[Instruction 1]: Reproduce the passage of the patch discussion from "On 2/25/22 05:38, Pekka" to "a color input.", unchanged.
----- Supplied passage -----
Re: [PATCH v4 7/9] drm: vkms: Refactor the plane composer to accept new formats

Igor Torrente <igormtorrente@xxxxxxxxx> · Sun, 27 Feb 2022 10:19:49 -0400

Hi Pekka,

On 2/25/22 05:38, Pekka Paalanen wrote:
> On Thu, 24 Feb 2022 21:43:01 -0300
> Igor Torrente <igormtorrente@xxxxxxxxx> wrote:
>
>> Hi Pekka,
>>
>> On 2/10/22 06:37, Pekka Paalanen wrote:
>>> On Fri, 21 Jan 2022 18:38:29 -0300
>>> Igor Torrente <igormtorrente@xxxxxxxxx> wrote:
>>>
>>>> Currently the blend function only accepts XRGB_8888 and ARGB_8888
>>>> as a color input.
>>>>
>>>> This patch refactors all the functions related to the plane composition
>>>> to overcome this limitation.
>>>>
>>>> A new internal format(`struct pixel`) is introduced to deal with all
>>>> possible inputs. It consists of 16 bits fields that represent each of
>>>> the channels.
>>>>
>>>> The pixels blend is done using this internal format. And new handlers
>>>> are being added to convert a specific format to/from this internal format.
>>>>
>>>> So the blend operation depends on these handlers to convert to this common
>>>> format. The blended result, if necessary, is converted to the writeback
>>>> buffer format.
>>>>
>>>> This patch introduces three major differences to the blend function.
>>>> 1 - All the planes are blended at once.
>>>> 2 - The blend calculus is done as per line instead of per pixel.
>>>> 3 - It is responsible to calculates the CRC and writing the writeback
>>>>       buffer(if necessary).
>>>>
>>>> These changes allow us to allocate way less memory in the intermediate
>>>> buffer to compute these operations. Because now we don't need to
>>>> have the entire intermediate image lines at once, just one line is
>>>> enough.
----- Data in this exercise -----
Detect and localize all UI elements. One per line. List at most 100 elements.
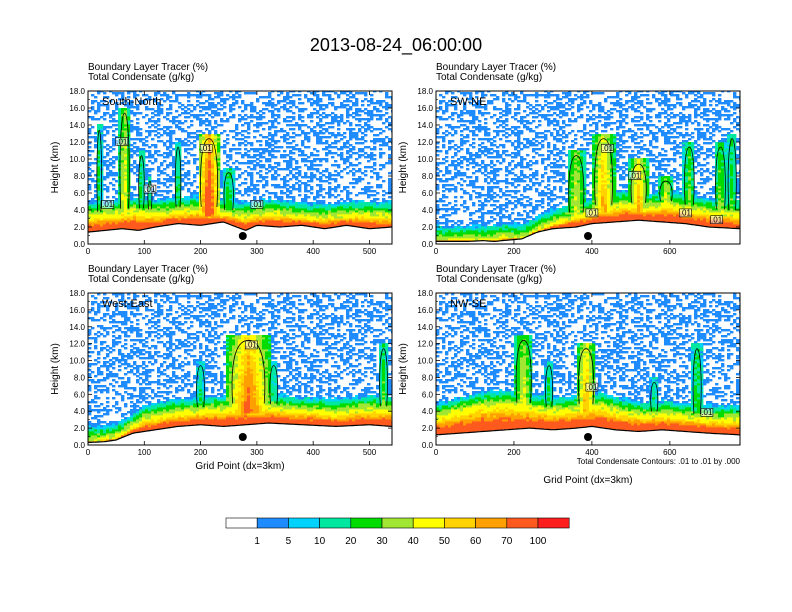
tracer-cell	[373, 208, 377, 211]
tracer-cell	[262, 216, 266, 219]
tracer-cell	[340, 114, 344, 123]
tracer-cell	[499, 226, 503, 229]
tracer-cell	[715, 204, 719, 207]
tracer-cell	[217, 160, 221, 163]
tracer-cell	[121, 395, 125, 402]
tracer-cell	[460, 134, 464, 137]
tracer-cell	[490, 94, 494, 97]
tracer-cell	[514, 140, 518, 143]
tracer-cell	[94, 132, 98, 135]
tracer-cell	[304, 124, 308, 127]
tracer-cell	[247, 132, 251, 135]
tracer-cell	[244, 200, 248, 203]
tracer-cell	[250, 214, 254, 219]
tracer-cell	[277, 200, 281, 203]
tracer-cell	[199, 214, 203, 217]
tracer-cell	[139, 186, 143, 199]
tracer-cell	[505, 128, 509, 131]
tracer-cell	[262, 148, 266, 155]
tracer-cell	[247, 210, 251, 217]
tracer-cell	[130, 415, 134, 418]
tracer-cell	[448, 208, 452, 211]
tracer-cell	[250, 92, 254, 95]
tracer-cell	[448, 184, 452, 187]
tracer-cell	[91, 214, 95, 221]
tracer-cell	[355, 218, 359, 223]
tracer-cell	[439, 106, 443, 111]
tracer-cell	[127, 108, 131, 117]
tracer-cell	[286, 210, 290, 215]
tracer-cell	[730, 178, 734, 199]
tracer-cell	[622, 208, 626, 211]
tracer-cell	[322, 208, 326, 213]
tracer-cell	[709, 220, 713, 229]
tracer-cell	[538, 110, 542, 113]
tracer-cell	[367, 206, 371, 211]
tracer-cell	[724, 152, 728, 155]
tracer-cell	[136, 216, 140, 221]
tracer-cell	[103, 220, 107, 225]
tracer-cell	[463, 156, 467, 161]
tracer-cell	[307, 132, 311, 135]
tracer-cell	[112, 319, 116, 324]
tracer-cell	[481, 160, 485, 165]
tracer-cell	[460, 204, 464, 207]
tracer-cell	[160, 204, 164, 209]
tracer-cell	[658, 112, 662, 119]
tracer-cell	[364, 166, 368, 169]
tracer-cell	[715, 100, 719, 103]
tracer-cell	[211, 168, 215, 173]
tracer-cell	[214, 120, 218, 125]
tracer-cell	[526, 138, 530, 145]
tracer-cell	[379, 138, 383, 143]
tracer-cell	[157, 202, 161, 205]
tracer-cell	[88, 405, 92, 416]
tracer-cell	[532, 94, 536, 97]
tracer-cell	[232, 136, 236, 139]
tracer-cell	[523, 138, 527, 141]
tracer-cell	[295, 216, 299, 219]
tracer-cell	[127, 397, 131, 400]
tracer-cell	[583, 202, 587, 207]
tracer-cell	[277, 216, 281, 221]
tracer-cell	[580, 166, 584, 169]
tracer-cell	[439, 94, 443, 97]
contour-label: .01	[199, 144, 213, 153]
tracer-cell	[700, 220, 704, 227]
tracer-cell	[241, 134, 245, 137]
tracer-cell	[637, 204, 641, 215]
tracer-cell	[619, 110, 623, 119]
tracer-cell	[307, 98, 311, 103]
tracer-cell	[595, 160, 599, 165]
tracer-cell	[154, 134, 158, 137]
tracer-cell	[520, 232, 524, 237]
tracer-cell	[133, 204, 137, 209]
tracer-cell	[367, 186, 371, 193]
tracer-cell	[316, 91, 320, 93]
tracer-cell	[487, 112, 491, 115]
tracer-cell	[217, 206, 221, 215]
tracer-cell	[388, 104, 392, 109]
tracer-cell	[601, 164, 605, 173]
tracer-cell	[256, 216, 260, 219]
tracer-cell	[619, 200, 623, 203]
tracer-cell	[448, 116, 452, 119]
tracer-cell	[97, 124, 101, 131]
tracer-cell	[502, 92, 506, 97]
tracer-cell	[244, 122, 248, 125]
tracer-cell	[229, 91, 233, 93]
tracer-cell	[94, 184, 98, 189]
tracer-cell	[529, 122, 533, 125]
tracer-cell	[502, 192, 506, 197]
tracer-cell	[298, 202, 302, 205]
tracer-cell	[463, 124, 467, 127]
tracer-cell	[505, 202, 509, 209]
tracer-cell	[577, 222, 581, 227]
tracer-cell	[145, 150, 149, 153]
tracer-cell	[535, 140, 539, 143]
tracer-cell	[706, 124, 710, 127]
tracer-cell	[382, 224, 386, 229]
tracer-cell	[250, 168, 254, 171]
tracer-cell	[622, 150, 626, 153]
tracer-cell	[499, 154, 503, 159]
-----
[Instruction 2]: Collect each line of the rows that contains the string "most".

[Correct result 1]:
On 2/25/22 05:38, Pekka Paalanen wrote:
> On Thu, 24 Feb 2022 21:43:01 -0300
> Igor Torrente <igormtorrente@xxxxxxxxx> wrote:
>
>> Hi Pekka,
>>
>> On 2/10/22 06:37, Pekka Paalanen wrote:
>>> On Fri, 21 Jan 2022 18:38:29 -0300
>>> Igor Torrente <igormtorrente@xxxxxxxxx> wrote:
>>>
>>>> Currently the blend function only accepts XRGB_8888 and ARGB_8888
>>>> as a color input.

[Correct result 2]:
Detect and localize all UI elements. One per line. List at most 100 elements.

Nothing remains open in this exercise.